- **EXERCISE DIRECTIONS**
Reproduce the data that follows in its entirety, character for character.

- **MATERIAL SUPPLIED**
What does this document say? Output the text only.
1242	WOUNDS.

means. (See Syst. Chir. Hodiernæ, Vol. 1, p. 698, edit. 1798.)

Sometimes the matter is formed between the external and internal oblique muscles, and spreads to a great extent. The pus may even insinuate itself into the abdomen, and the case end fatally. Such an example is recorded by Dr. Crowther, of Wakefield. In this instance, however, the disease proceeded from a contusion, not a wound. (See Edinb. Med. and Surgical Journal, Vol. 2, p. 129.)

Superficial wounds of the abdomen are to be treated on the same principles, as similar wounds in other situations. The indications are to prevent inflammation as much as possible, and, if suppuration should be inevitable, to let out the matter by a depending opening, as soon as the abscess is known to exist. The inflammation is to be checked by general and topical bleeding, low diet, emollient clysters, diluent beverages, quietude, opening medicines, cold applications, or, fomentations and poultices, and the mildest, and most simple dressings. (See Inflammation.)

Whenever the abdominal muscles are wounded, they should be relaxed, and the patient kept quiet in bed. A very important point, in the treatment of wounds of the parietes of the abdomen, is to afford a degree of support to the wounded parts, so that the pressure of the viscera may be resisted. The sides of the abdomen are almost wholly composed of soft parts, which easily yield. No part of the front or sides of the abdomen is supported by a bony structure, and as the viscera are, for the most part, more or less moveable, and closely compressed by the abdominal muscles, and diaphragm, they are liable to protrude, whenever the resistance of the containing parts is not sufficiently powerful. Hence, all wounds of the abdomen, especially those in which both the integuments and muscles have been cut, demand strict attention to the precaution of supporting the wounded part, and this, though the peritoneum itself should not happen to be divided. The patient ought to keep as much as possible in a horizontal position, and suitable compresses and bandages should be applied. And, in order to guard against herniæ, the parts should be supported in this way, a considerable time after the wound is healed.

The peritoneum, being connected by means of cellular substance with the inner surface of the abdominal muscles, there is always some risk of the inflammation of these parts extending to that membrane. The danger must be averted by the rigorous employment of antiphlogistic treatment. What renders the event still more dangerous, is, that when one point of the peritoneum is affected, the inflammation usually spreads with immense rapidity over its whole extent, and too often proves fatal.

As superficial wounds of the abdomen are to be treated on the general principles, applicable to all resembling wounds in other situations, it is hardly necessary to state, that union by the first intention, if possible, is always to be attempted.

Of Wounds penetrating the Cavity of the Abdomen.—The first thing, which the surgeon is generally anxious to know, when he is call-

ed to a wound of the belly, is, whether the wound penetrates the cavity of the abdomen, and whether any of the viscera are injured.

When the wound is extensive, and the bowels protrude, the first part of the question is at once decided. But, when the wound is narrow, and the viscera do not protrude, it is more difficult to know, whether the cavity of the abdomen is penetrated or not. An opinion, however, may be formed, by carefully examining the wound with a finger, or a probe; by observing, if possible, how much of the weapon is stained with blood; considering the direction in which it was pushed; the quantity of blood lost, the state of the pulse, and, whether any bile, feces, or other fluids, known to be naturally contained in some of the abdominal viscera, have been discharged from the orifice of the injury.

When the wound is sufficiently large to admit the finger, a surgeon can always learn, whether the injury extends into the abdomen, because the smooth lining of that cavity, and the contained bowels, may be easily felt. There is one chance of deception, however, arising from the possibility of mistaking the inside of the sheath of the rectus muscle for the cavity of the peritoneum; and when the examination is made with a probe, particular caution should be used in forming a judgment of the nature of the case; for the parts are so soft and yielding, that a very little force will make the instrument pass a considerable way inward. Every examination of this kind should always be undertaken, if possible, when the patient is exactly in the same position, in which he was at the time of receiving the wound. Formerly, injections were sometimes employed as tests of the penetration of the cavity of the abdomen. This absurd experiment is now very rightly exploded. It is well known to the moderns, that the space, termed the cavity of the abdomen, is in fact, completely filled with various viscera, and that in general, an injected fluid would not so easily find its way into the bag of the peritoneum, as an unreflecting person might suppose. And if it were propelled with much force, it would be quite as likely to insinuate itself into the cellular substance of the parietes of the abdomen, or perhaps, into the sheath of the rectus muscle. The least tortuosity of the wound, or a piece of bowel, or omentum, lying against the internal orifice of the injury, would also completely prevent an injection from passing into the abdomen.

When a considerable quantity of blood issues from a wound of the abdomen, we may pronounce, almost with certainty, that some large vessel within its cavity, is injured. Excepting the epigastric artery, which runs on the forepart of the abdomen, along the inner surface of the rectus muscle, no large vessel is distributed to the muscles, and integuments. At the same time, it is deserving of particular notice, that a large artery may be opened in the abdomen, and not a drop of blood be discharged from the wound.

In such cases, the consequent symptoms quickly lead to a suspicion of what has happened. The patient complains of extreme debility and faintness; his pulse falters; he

- **OUTPUT OF THE EXERCISE**
What does this document say? Output the text only.
1242	WOUNDS.

means. (See Syst. Chir. Hodiernæ, Vol. 1, p. 698, edit. 1798.)

Sometimes the matter is formed between the external and internal oblique muscles, and spreads to a great extent. The pus may even insinuate itself into the abdomen, and the case end fatally. Such an example is recorded by Dr. Crowther, of Wakefield. In this instance, however, the disease proceeded from a contusion, not a wound. (See Edinb. Med. and Surgical Journal, Vol. 2, p. 129.)

Superficial wounds of the abdomen are to be treated on the same principles, as similar wounds in other situations. The indications are to prevent inflammation as much as possible, and, if suppuration should be inevitable, to let out the matter by a depending opening, as soon as the abscess is known to exist. The inflammation is to be checked by general and topical bleeding, low diet, emollient clysters, diluent beverages, quietude, opening medicines, cold applications, or, fomentations and poultices, and the mildest, and most simple dressings. (See Inflammation.)

Whenever the abdominal muscles are wounded, they should be relaxed, and the patient kept quiet in bed. A very important point, in the treatment of wounds of the parietes of the abdomen, is to afford a degree of support to the wounded parts, so that the pressure of the viscera may be resisted. The sides of the abdomen are almost wholly composed of soft parts, which easily yield. No part of the front or sides of the abdomen is supported by a bony structure, and as the viscera are, for the most part, more or less moveable, and closely compressed by the abdominal muscles, and diaphragm, they are liable to protrude, whenever the resistance of the containing parts is not sufficiently powerful. Hence, all wounds of the abdomen, especially those in which both the integuments and muscles have been cut, demand strict attention to the precaution of supporting the wounded part, and this, though the peritoneum itself should not happen to be divided. The patient ought to keep as much as possible in a horizontal position, and suitable compresses and bandages should be applied. And, in order to guard against herniæ, the parts should be supported in this way, a considerable time after the wound is healed.

The peritoneum, being connected by means of cellular substance with the inner surface of the abdominal muscles, there is always some risk of the inflammation of these parts extending to that membrane. The danger must be averted by the rigorous employment of antiphlogistic treatment. What renders the event still more dangerous, is, that when one point of the peritoneum is affected, the inflammation usually spreads with immense rapidity over its whole extent, and too often proves fatal.

As superficial wounds of the abdomen are to be treated on the general principles, applicable to all resembling wounds in other situations, it is hardly necessary to state, that union by the first intention, if possible, is always to be attempted.

Of Wounds penetrating the Cavity of the Abdomen.—The first thing, which the surgeon is generally anxious to know, when he is call-

ed to a wound of the belly, is, whether the wound penetrates the cavity of the abdomen, and whether any of the viscera are injured.

When the wound is extensive, and the bowels protrude, the first part of the question is at once decided. But, when the wound is narrow, and the viscera do not protrude, it is more difficult to know, whether the cavity of the abdomen is penetrated or not. An opinion, however, may be formed, by carefully examining the wound with a finger, or a probe; by observing, if possible, how much of the weapon is stained with blood; considering the direction in which it was pushed; the quantity of blood lost, the state of the pulse, and, whether any bile, feces, or other fluids, known to be naturally contained in some of the abdominal viscera, have been discharged from the orifice of the injury.

When the wound is sufficiently large to admit the finger, a surgeon can always learn, whether the injury extends into the abdomen, because the smooth lining of that cavity, and the contained bowels, may be easily felt. There is one chance of deception, however, arising from the possibility of mistaking the inside of the sheath of the rectus muscle for the cavity of the peritoneum; and when the examination is made with a probe, particular caution should be used in forming a judgment of the nature of the case; for the parts are so soft and yielding, that a very little force will make the instrument pass a considerable way inward. Every examination of this kind should always be undertaken, if possible, when the patient is exactly in the same position, in which he was at the time of receiving the wound. Formerly, injections were sometimes employed as tests of the penetration of the cavity of the abdomen. This absurd experiment is now very rightly exploded. It is well known to the moderns, that the space, termed the cavity of the abdomen, is in fact, completely filled with various viscera, and that in general, an injected fluid would not so easily find its way into the bag of the peritoneum, as an unreflecting person might suppose. And if it were propelled with much force, it would be quite as likely to insinuate itself into the cellular substance of the parietes of the abdomen, or perhaps, into the sheath of the rectus muscle. The least tortuosity of the wound, or a piece of bowel, or omentum, lying against the internal orifice of the injury, would also completely prevent an injection from passing into the abdomen.

When a considerable quantity of blood issues from a wound of the abdomen, we may pronounce, almost with certainty, that some large vessel within its cavity, is injured. Excepting the epigastric artery, which runs on the forepart of the abdomen, along the inner surface of the rectus muscle, no large vessel is distributed to the muscles, and integuments. At the same time, it is deserving of particular notice, that a large artery may be opened in the abdomen, and not a drop of blood be discharged from the wound.

In such cases, the consequent symptoms quickly lead to a suspicion of what has happened. The patient complains of extreme debility and faintness; his pulse falters; he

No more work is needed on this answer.